Data for processing ->
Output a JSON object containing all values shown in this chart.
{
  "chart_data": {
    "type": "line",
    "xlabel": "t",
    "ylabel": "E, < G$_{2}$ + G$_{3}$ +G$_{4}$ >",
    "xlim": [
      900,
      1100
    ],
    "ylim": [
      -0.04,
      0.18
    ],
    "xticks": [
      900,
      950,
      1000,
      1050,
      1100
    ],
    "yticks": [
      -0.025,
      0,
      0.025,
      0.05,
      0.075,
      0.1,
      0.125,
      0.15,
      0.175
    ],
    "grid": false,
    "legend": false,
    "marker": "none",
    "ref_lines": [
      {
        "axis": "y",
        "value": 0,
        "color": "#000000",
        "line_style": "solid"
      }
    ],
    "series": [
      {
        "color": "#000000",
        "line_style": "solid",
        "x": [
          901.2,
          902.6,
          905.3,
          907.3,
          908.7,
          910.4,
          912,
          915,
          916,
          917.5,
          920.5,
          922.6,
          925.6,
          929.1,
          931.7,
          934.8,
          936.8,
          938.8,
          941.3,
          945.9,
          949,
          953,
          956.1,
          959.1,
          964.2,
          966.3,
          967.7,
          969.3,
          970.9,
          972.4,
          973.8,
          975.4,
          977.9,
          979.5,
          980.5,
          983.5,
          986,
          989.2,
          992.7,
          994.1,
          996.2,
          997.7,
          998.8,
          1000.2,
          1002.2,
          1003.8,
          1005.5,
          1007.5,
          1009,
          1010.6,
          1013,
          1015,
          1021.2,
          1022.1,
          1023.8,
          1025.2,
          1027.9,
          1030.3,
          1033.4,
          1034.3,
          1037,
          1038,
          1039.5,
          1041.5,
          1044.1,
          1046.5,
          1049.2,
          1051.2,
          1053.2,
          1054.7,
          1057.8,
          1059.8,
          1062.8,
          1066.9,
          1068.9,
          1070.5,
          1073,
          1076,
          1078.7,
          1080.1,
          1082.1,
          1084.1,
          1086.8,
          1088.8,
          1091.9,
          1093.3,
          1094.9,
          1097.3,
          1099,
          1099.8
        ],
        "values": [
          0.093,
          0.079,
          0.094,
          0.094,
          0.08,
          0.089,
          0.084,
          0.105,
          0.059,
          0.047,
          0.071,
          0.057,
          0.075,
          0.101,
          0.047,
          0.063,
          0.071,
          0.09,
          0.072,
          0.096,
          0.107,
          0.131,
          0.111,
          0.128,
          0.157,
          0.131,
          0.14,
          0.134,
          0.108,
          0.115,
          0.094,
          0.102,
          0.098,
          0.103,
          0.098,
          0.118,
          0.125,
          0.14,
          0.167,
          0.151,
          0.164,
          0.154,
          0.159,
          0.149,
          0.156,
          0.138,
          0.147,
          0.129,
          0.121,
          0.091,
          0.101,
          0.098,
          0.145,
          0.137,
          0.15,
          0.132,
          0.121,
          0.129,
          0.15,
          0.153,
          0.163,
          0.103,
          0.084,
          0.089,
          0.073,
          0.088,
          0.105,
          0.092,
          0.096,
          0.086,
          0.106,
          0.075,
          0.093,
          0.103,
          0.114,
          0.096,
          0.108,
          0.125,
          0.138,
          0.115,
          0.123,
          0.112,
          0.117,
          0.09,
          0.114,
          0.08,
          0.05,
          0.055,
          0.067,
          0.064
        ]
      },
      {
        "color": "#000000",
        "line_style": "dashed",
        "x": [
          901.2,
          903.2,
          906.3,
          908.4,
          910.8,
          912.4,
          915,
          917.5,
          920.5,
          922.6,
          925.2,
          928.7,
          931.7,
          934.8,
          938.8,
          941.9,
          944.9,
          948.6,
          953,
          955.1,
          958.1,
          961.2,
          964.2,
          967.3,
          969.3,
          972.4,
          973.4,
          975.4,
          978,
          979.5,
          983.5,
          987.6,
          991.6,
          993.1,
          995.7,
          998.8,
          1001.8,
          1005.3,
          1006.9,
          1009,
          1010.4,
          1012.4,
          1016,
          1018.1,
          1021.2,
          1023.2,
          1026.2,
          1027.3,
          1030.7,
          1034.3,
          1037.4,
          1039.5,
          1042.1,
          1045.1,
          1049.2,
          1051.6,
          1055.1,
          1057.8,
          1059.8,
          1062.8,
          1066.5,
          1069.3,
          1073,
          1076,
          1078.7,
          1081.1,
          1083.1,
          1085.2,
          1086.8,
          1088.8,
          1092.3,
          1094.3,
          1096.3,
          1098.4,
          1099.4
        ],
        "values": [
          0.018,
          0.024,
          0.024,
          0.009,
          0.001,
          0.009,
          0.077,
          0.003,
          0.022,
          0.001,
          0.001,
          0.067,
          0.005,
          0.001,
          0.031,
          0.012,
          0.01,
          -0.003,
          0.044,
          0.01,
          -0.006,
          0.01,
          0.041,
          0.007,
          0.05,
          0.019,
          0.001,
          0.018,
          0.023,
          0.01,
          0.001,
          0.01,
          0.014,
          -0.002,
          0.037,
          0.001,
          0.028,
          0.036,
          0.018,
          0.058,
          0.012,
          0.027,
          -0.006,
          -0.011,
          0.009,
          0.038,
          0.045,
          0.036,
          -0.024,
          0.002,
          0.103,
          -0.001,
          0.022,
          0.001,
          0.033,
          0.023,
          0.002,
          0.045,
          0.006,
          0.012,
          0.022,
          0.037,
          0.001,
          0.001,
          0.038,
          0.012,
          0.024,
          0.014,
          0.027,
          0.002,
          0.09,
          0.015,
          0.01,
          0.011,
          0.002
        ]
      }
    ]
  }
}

Given task -> Give the entries again in full, exactly as they are written.

Task answer ->
Output a JSON object containing all values shown in this chart.
{
  "chart_data": {
    "type": "line",
    "xlabel": "t",
    "ylabel": "E, < G$_{2}$ + G$_{3}$ +G$_{4}$ >",
    "xlim": [
      900,
      1100
    ],
    "ylim": [
      -0.04,
      0.18
    ],
    "xticks": [
      900,
      950,
      1000,
      1050,
      1100
    ],
    "yticks": [
      -0.025,
      0,
      0.025,
      0.05,
      0.075,
      0.1,
      0.125,
      0.15,
      0.175
    ],
    "grid": false,
    "legend": false,
    "marker": "none",
    "ref_lines": [
      {
        "axis": "y",
        "value": 0,
        "color": "#000000",
        "line_style": "solid"
      }
    ],
    "series": [
      {
        "color": "#000000",
        "line_style": "solid",
        "x": [
          901.2,
          902.6,
          905.3,
          907.3,
          908.7,
          910.4,
          912,
          915,
          916,
          917.5,
          920.5,
          922.6,
          925.6,
          929.1,
          931.7,
          934.8,
          936.8,
          938.8,
          941.3,
          945.9,
          949,
          953,
          956.1,
          959.1,
          964.2,
          966.3,
          967.7,
          969.3,
          970.9,
          972.4,
          973.8,
          975.4,
          977.9,
          979.5,
          980.5,
          983.5,
          986,
          989.2,
          992.7,
          994.1,
          996.2,
          997.7,
          998.8,
          1000.2,
          1002.2,
          1003.8,
          1005.5,
          1007.5,
          1009,
          1010.6,
          1013,
          1015,
          1021.2,
          1022.1,
          1023.8,
          1025.2,
          1027.9,
          1030.3,
          1033.4,
          1034.3,
          1037,
          1038,
          1039.5,
          1041.5,
          1044.1,
          1046.5,
          1049.2,
          1051.2,
          1053.2,
          1054.7,
          1057.8,
          1059.8,
          1062.8,
          1066.9,
          1068.9,
          1070.5,
          1073,
          1076,
          1078.7,
          1080.1,
          1082.1,
          1084.1,
          1086.8,
          1088.8,
          1091.9,
          1093.3,
          1094.9,
          1097.3,
          1099,
          1099.8
        ],
        "values": [
          0.093,
          0.079,
          0.094,
          0.094,
          0.08,
          0.089,
          0.084,
          0.105,
          0.059,
          0.047,
          0.071,
          0.057,
          0.075,
          0.101,
          0.047,
          0.063,
          0.071,
          0.09,
          0.072,
          0.096,
          0.107,
          0.131,
          0.111,
          0.128,
          0.157,
          0.131,
          0.14,
          0.134,
          0.108,
          0.115,
          0.094,
          0.102,
          0.098,
          0.103,
          0.098,
          0.118,
          0.125,
          0.14,
          0.167,
          0.151,
          0.164,
          0.154,
          0.159,
          0.149,
          0.156,
          0.138,
          0.147,
          0.129,
          0.121,
          0.091,
          0.101,
          0.098,
          0.145,
          0.137,
          0.15,
          0.132,
          0.121,
          0.129,
          0.15,
          0.153,
          0.163,
          0.103,
          0.084,
          0.089,
          0.073,
          0.088,
          0.105,
          0.092,
          0.096,
          0.086,
          0.106,
          0.075,
          0.093,
          0.103,
          0.114,
          0.096,
          0.108,
          0.125,
          0.138,
          0.115,
          0.123,
          0.112,
          0.117,
          0.09,
          0.114,
          0.08,
          0.05,
          0.055,
          0.067,
          0.064
        ]
      },
      {
        "color": "#000000",
        "line_style": "dashed",
        "x": [
          901.2,
          903.2,
          906.3,
          908.4,
          910.8,
          912.4,
          915,
          917.5,
          920.5,
          922.6,
          925.2,
          928.7,
          931.7,
          934.8,
          938.8,
          941.9,
          944.9,
          948.6,
          953,
          955.1,
          958.1,
          961.2,
          964.2,
          967.3,
          969.3,
          972.4,
          973.4,
          975.4,
          978,
          979.5,
          983.5,
          987.6,
          991.6,
          993.1,
          995.7,
          998.8,
          1001.8,
          1005.3,
          1006.9,
          1009,
          1010.4,
          1012.4,
          1016,
          1018.1,
          1021.2,
          1023.2,
          1026.2,
          1027.3,
          1030.7,
          1034.3,
          1037.4,
          1039.5,
          1042.1,
          1045.1,
          1049.2,
          1051.6,
          1055.1,
          1057.8,
          1059.8,
          1062.8,
          1066.5,
          1069.3,
          1073,
          1076,
          1078.7,
          1081.1,
          1083.1,
          1085.2,
          1086.8,
          1088.8,
          1092.3,
          1094.3,
          1096.3,
          1098.4,
          1099.4
        ],
        "values": [
          0.018,
          0.024,
          0.024,
          0.009,
          0.001,
          0.009,
          0.077,
          0.003,
          0.022,
          0.001,
          0.001,
          0.067,
          0.005,
          0.001,
          0.031,
          0.012,
          0.01,
          -0.003,
          0.044,
          0.01,
          -0.006,
          0.01,
          0.041,
          0.007,
          0.05,
          0.019,
          0.001,
          0.018,
          0.023,
          0.01,
          0.001,
          0.01,
          0.014,
          -0.002,
          0.037,
          0.001,
          0.028,
          0.036,
          0.018,
          0.058,
          0.012,
          0.027,
          -0.006,
          -0.011,
          0.009,
          0.038,
          0.045,
          0.036,
          -0.024,
          0.002,
          0.103,
          -0.001,
          0.022,
          0.001,
          0.033,
          0.023,
          0.002,
          0.045,
          0.006,
          0.012,
          0.022,
          0.037,
          0.001,
          0.001,
          0.038,
          0.012,
          0.024,
          0.014,
          0.027,
          0.002,
          0.09,
          0.015,
          0.01,
          0.011,
          0.002
        ]
      }
    ]
  }
}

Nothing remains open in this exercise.